» BRIEF: Leave out the pictures and repeat every record exactly.

═══ STORED RECORDS

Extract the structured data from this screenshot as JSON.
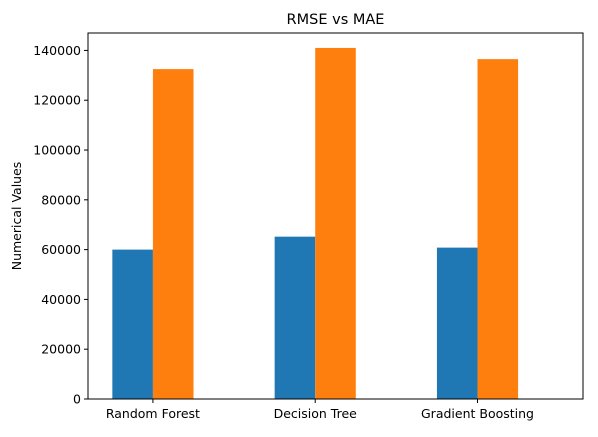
{
  "chart_data": {
    "type": "bar",
    "title": "RMSE vs MAE",
    "xlabel": "",
    "ylabel": "Numerical Values",
    "categories": [
      "Random Forest",
      "Decision Tree",
      "Gradient Boosting"
    ],
    "series": [
      {
        "color": "#1f77b4",
        "values": [
          60000,
          65200,
          60800
        ]
      },
      {
        "color": "#ff7f0e",
        "values": [
          132500,
          141000,
          136500
        ]
      }
    ],
    "ylim": [
      0,
      147000
    ],
    "yticks": [
      0,
      20000,
      40000,
      60000,
      80000,
      100000,
      120000,
      140000
    ],
    "ytick_labels": [
      "0",
      "20000",
      "40000",
      "60000",
      "80000",
      "100000",
      "120000",
      "140000"
    ],
    "grid": false,
    "legend": "none"
  }
}
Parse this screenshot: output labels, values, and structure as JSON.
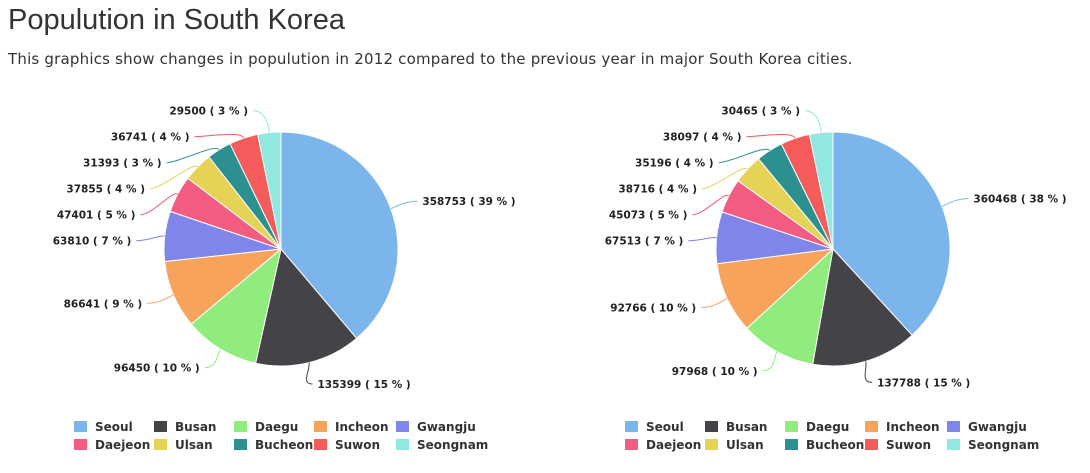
{
  "title": "Populution in South Korea",
  "subtitle": "This graphics show changes in populution in 2012 compared to the previous year in major South Korea cities.",
  "chart_data": [
    {
      "type": "pie",
      "title": "",
      "legend_position": "bottom",
      "categories": [
        "Seoul",
        "Busan",
        "Daegu",
        "Incheon",
        "Gwangju",
        "Daejeon",
        "Ulsan",
        "Bucheon",
        "Suwon",
        "Seongnam"
      ],
      "values": [
        358753,
        135399,
        96450,
        86641,
        63810,
        47401,
        37855,
        31393,
        36741,
        29500
      ],
      "labels": [
        "358753 ( 39 % )",
        "135399 ( 15 % )",
        "96450 ( 10 % )",
        "86641 ( 9 % )",
        "63810 ( 7 % )",
        "47401 ( 5 % )",
        "37855 ( 4 % )",
        "31393 ( 3 % )",
        "36741 ( 4 % )",
        "29500 ( 3 % )"
      ],
      "colors": [
        "#7cb5ec",
        "#434348",
        "#90ed7d",
        "#f7a35c",
        "#8085e9",
        "#f15c80",
        "#e4d354",
        "#2b908f",
        "#f45b5b",
        "#91e8e1"
      ]
    },
    {
      "type": "pie",
      "title": "",
      "legend_position": "bottom",
      "categories": [
        "Seoul",
        "Busan",
        "Daegu",
        "Incheon",
        "Gwangju",
        "Daejeon",
        "Ulsan",
        "Bucheon",
        "Suwon",
        "Seongnam"
      ],
      "values": [
        360468,
        137788,
        97968,
        92766,
        67513,
        45073,
        38716,
        35196,
        38097,
        30465
      ],
      "labels": [
        "360468 ( 38 % )",
        "137788 ( 15 % )",
        "97968 ( 10 % )",
        "92766 ( 10 % )",
        "67513 ( 7 % )",
        "45073 ( 5 % )",
        "38716 ( 4 % )",
        "35196 ( 4 % )",
        "38097 ( 4 % )",
        "30465 ( 3 % )"
      ],
      "colors": [
        "#7cb5ec",
        "#434348",
        "#90ed7d",
        "#f7a35c",
        "#8085e9",
        "#f15c80",
        "#e4d354",
        "#2b908f",
        "#f45b5b",
        "#91e8e1"
      ]
    }
  ]
}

══════

» TASK ANSWER:
Extract the structured data from this screenshot as JSON.
{
  "chart_data": {
    "type": "bar",
    "title": "RMSE vs MAE",
    "xlabel": "",
    "ylabel": "Numerical Values",
    "categories": [
      "Random Forest",
      "Decision Tree",
      "Gradient Boosting"
    ],
    "series": [
      {
        "color": "#1f77b4",
        "values": [
          60000,
          65200,
          60800
        ]
      },
      {
        "color": "#ff7f0e",
        "values": [
          132500,
          141000,
          136500
        ]
      }
    ],
    "ylim": [
      0,
      147000
    ],
    "yticks": [
      0,
      20000,
      40000,
      60000,
      80000,
      100000,
      120000,
      140000
    ],
    "ytick_labels": [
      "0",
      "20000",
      "40000",
      "60000",
      "80000",
      "100000",
      "120000",
      "140000"
    ],
    "grid": false,
    "legend": "none"
  }
}
Parse this screenshot: output labels, values, and structure as JSON.
{
  "title": "Populution in South Korea",
  "subtitle": "This graphics show changes in populution in 2012 compared to the previous year in major South Korea cities.",
  "chart_data": [
    {
      "type": "pie",
      "title": "",
      "legend_position": "bottom",
      "categories": [
        "Seoul",
        "Busan",
        "Daegu",
        "Incheon",
        "Gwangju",
        "Daejeon",
        "Ulsan",
        "Bucheon",
        "Suwon",
        "Seongnam"
      ],
      "values": [
        358753,
        135399,
        96450,
        86641,
        63810,
        47401,
        37855,
        31393,
        36741,
        29500
      ],
      "labels": [
        "358753 ( 39 % )",
        "135399 ( 15 % )",
        "96450 ( 10 % )",
        "86641 ( 9 % )",
        "63810 ( 7 % )",
        "47401 ( 5 % )",
        "37855 ( 4 % )",
        "31393 ( 3 % )",
        "36741 ( 4 % )",
        "29500 ( 3 % )"
      ],
      "colors": [
        "#7cb5ec",
        "#434348",
        "#90ed7d",
        "#f7a35c",
        "#8085e9",
        "#f15c80",
        "#e4d354",
        "#2b908f",
        "#f45b5b",
        "#91e8e1"
      ]
    },
    {
      "type": "pie",
      "title": "",
      "legend_position": "bottom",
      "categories": [
        "Seoul",
        "Busan",
        "Daegu",
        "Incheon",
        "Gwangju",
        "Daejeon",
        "Ulsan",
        "Bucheon",
        "Suwon",
        "Seongnam"
      ],
      "values": [
        360468,
        137788,
        97968,
        92766,
        67513,
        45073,
        38716,
        35196,
        38097,
        30465
      ],
      "labels": [
        "360468 ( 38 % )",
        "137788 ( 15 % )",
        "97968 ( 10 % )",
        "92766 ( 10 % )",
        "67513 ( 7 % )",
        "45073 ( 5 % )",
        "38716 ( 4 % )",
        "35196 ( 4 % )",
        "38097 ( 4 % )",
        "30465 ( 3 % )"
      ],
      "colors": [
        "#7cb5ec",
        "#434348",
        "#90ed7d",
        "#f7a35c",
        "#8085e9",
        "#f15c80",
        "#e4d354",
        "#2b908f",
        "#f45b5b",
        "#91e8e1"
      ]
    }
  ]
}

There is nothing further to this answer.